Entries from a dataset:
____________________
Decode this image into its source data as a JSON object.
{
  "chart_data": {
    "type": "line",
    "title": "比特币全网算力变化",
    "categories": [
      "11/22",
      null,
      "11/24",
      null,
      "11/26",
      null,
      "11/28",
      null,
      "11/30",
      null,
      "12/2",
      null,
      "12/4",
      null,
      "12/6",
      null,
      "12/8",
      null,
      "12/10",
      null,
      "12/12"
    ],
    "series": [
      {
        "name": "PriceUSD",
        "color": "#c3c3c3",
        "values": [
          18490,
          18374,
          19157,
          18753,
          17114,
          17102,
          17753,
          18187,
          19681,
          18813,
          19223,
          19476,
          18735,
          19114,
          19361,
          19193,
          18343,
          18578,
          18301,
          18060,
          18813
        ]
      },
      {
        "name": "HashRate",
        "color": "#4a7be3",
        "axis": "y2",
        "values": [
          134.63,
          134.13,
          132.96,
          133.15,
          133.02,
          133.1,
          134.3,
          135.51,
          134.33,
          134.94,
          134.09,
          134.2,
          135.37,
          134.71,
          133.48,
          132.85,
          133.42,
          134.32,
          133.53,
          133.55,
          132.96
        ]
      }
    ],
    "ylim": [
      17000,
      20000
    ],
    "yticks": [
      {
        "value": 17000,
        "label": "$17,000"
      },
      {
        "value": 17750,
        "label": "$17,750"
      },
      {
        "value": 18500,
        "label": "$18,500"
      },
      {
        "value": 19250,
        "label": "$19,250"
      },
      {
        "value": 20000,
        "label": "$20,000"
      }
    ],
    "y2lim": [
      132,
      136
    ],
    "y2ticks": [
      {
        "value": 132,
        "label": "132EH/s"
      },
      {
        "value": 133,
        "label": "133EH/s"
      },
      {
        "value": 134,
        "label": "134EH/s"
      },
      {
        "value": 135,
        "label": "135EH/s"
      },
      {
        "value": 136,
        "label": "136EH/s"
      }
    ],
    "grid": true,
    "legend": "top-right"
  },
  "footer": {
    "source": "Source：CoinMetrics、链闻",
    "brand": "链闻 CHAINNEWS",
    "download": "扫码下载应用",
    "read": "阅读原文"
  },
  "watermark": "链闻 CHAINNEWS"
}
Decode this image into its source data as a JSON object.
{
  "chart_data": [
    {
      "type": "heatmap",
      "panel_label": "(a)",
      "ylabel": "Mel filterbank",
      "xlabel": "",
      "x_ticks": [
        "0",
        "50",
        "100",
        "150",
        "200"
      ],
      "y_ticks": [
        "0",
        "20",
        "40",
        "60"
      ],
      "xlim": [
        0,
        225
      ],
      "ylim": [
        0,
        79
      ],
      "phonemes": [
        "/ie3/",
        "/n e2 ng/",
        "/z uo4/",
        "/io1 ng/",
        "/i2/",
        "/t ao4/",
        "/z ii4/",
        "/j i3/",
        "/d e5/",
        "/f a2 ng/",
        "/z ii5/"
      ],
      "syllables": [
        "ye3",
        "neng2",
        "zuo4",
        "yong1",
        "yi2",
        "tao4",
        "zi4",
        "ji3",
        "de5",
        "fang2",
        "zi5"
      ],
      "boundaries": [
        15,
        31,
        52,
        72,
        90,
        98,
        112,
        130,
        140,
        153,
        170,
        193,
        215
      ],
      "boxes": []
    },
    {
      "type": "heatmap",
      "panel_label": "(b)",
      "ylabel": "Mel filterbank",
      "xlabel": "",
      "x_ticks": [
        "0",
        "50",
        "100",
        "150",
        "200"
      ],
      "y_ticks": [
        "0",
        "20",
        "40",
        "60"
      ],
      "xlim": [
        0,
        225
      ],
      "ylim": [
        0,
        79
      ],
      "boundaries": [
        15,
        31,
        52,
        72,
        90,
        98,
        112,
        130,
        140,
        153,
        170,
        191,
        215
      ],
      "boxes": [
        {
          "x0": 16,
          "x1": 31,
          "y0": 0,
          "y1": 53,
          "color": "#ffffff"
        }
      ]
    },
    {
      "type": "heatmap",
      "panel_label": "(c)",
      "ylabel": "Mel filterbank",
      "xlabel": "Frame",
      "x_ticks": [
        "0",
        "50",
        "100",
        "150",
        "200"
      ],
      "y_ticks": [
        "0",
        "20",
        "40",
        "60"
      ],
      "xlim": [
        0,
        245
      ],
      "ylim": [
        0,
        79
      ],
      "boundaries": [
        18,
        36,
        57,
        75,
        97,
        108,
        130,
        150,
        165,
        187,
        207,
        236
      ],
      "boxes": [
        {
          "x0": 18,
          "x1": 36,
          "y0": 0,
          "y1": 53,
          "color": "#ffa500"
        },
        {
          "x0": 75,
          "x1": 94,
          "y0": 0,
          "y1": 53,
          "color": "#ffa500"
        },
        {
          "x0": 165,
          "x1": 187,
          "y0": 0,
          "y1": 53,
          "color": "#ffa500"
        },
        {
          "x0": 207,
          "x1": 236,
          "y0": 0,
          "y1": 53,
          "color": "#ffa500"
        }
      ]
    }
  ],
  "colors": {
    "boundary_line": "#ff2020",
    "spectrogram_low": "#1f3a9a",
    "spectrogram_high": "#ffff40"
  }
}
____________________
YOUR GOAL →
Transcribe all lines as written.

SOLUTION FOR THIS TASK →
Decode this image into its source data as a JSON object.
{
  "chart_data": {
    "type": "line",
    "title": "比特币全网算力变化",
    "categories": [
      "11/22",
      null,
      "11/24",
      null,
      "11/26",
      null,
      "11/28",
      null,
      "11/30",
      null,
      "12/2",
      null,
      "12/4",
      null,
      "12/6",
      null,
      "12/8",
      null,
      "12/10",
      null,
      "12/12"
    ],
    "series": [
      {
        "name": "PriceUSD",
        "color": "#c3c3c3",
        "values": [
          18490,
          18374,
          19157,
          18753,
          17114,
          17102,
          17753,
          18187,
          19681,
          18813,
          19223,
          19476,
          18735,
          19114,
          19361,
          19193,
          18343,
          18578,
          18301,
          18060,
          18813
        ]
      },
      {
        "name": "HashRate",
        "color": "#4a7be3",
        "axis": "y2",
        "values": [
          134.63,
          134.13,
          132.96,
          133.15,
          133.02,
          133.1,
          134.3,
          135.51,
          134.33,
          134.94,
          134.09,
          134.2,
          135.37,
          134.71,
          133.48,
          132.85,
          133.42,
          134.32,
          133.53,
          133.55,
          132.96
        ]
      }
    ],
    "ylim": [
      17000,
      20000
    ],
    "yticks": [
      {
        "value": 17000,
        "label": "$17,000"
      },
      {
        "value": 17750,
        "label": "$17,750"
      },
      {
        "value": 18500,
        "label": "$18,500"
      },
      {
        "value": 19250,
        "label": "$19,250"
      },
      {
        "value": 20000,
        "label": "$20,000"
      }
    ],
    "y2lim": [
      132,
      136
    ],
    "y2ticks": [
      {
        "value": 132,
        "label": "132EH/s"
      },
      {
        "value": 133,
        "label": "133EH/s"
      },
      {
        "value": 134,
        "label": "134EH/s"
      },
      {
        "value": 135,
        "label": "135EH/s"
      },
      {
        "value": 136,
        "label": "136EH/s"
      }
    ],
    "grid": true,
    "legend": "top-right"
  },
  "footer": {
    "source": "Source：CoinMetrics、链闻",
    "brand": "链闻 CHAINNEWS",
    "download": "扫码下载应用",
    "read": "阅读原文"
  },
  "watermark": "链闻 CHAINNEWS"
}
Decode this image into its source data as a JSON object.
{
  "chart_data": [
    {
      "type": "heatmap",
      "panel_label": "(a)",
      "ylabel": "Mel filterbank",
      "xlabel": "",
      "x_ticks": [
        "0",
        "50",
        "100",
        "150",
        "200"
      ],
      "y_ticks": [
        "0",
        "20",
        "40",
        "60"
      ],
      "xlim": [
        0,
        225
      ],
      "ylim": [
        0,
        79
      ],
      "phonemes": [
        "/ie3/",
        "/n e2 ng/",
        "/z uo4/",
        "/io1 ng/",
        "/i2/",
        "/t ao4/",
        "/z ii4/",
        "/j i3/",
        "/d e5/",
        "/f a2 ng/",
        "/z ii5/"
      ],
      "syllables": [
        "ye3",
        "neng2",
        "zuo4",
        "yong1",
        "yi2",
        "tao4",
        "zi4",
        "ji3",
        "de5",
        "fang2",
        "zi5"
      ],
      "boundaries": [
        15,
        31,
        52,
        72,
        90,
        98,
        112,
        130,
        140,
        153,
        170,
        193,
        215
      ],
      "boxes": []
    },
    {
      "type": "heatmap",
      "panel_label": "(b)",
      "ylabel": "Mel filterbank",
      "xlabel": "",
      "x_ticks": [
        "0",
        "50",
        "100",
        "150",
        "200"
      ],
      "y_ticks": [
        "0",
        "20",
        "40",
        "60"
      ],
      "xlim": [
        0,
        225
      ],
      "ylim": [
        0,
        79
      ],
      "boundaries": [
        15,
        31,
        52,
        72,
        90,
        98,
        112,
        130,
        140,
        153,
        170,
        191,
        215
      ],
      "boxes": [
        {
          "x0": 16,
          "x1": 31,
          "y0": 0,
          "y1": 53,
          "color": "#ffffff"
        }
      ]
    },
    {
      "type": "heatmap",
      "panel_label": "(c)",
      "ylabel": "Mel filterbank",
      "xlabel": "Frame",
      "x_ticks": [
        "0",
        "50",
        "100",
        "150",
        "200"
      ],
      "y_ticks": [
        "0",
        "20",
        "40",
        "60"
      ],
      "xlim": [
        0,
        245
      ],
      "ylim": [
        0,
        79
      ],
      "boundaries": [
        18,
        36,
        57,
        75,
        97,
        108,
        130,
        150,
        165,
        187,
        207,
        236
      ],
      "boxes": [
        {
          "x0": 18,
          "x1": 36,
          "y0": 0,
          "y1": 53,
          "color": "#ffa500"
        },
        {
          "x0": 75,
          "x1": 94,
          "y0": 0,
          "y1": 53,
          "color": "#ffa500"
        },
        {
          "x0": 165,
          "x1": 187,
          "y0": 0,
          "y1": 53,
          "color": "#ffa500"
        },
        {
          "x0": 207,
          "x1": 236,
          "y0": 0,
          "y1": 53,
          "color": "#ffa500"
        }
      ]
    }
  ],
  "colors": {
    "boundary_line": "#ff2020",
    "spectrogram_low": "#1f3a9a",
    "spectrogram_high": "#ffff40"
  }
}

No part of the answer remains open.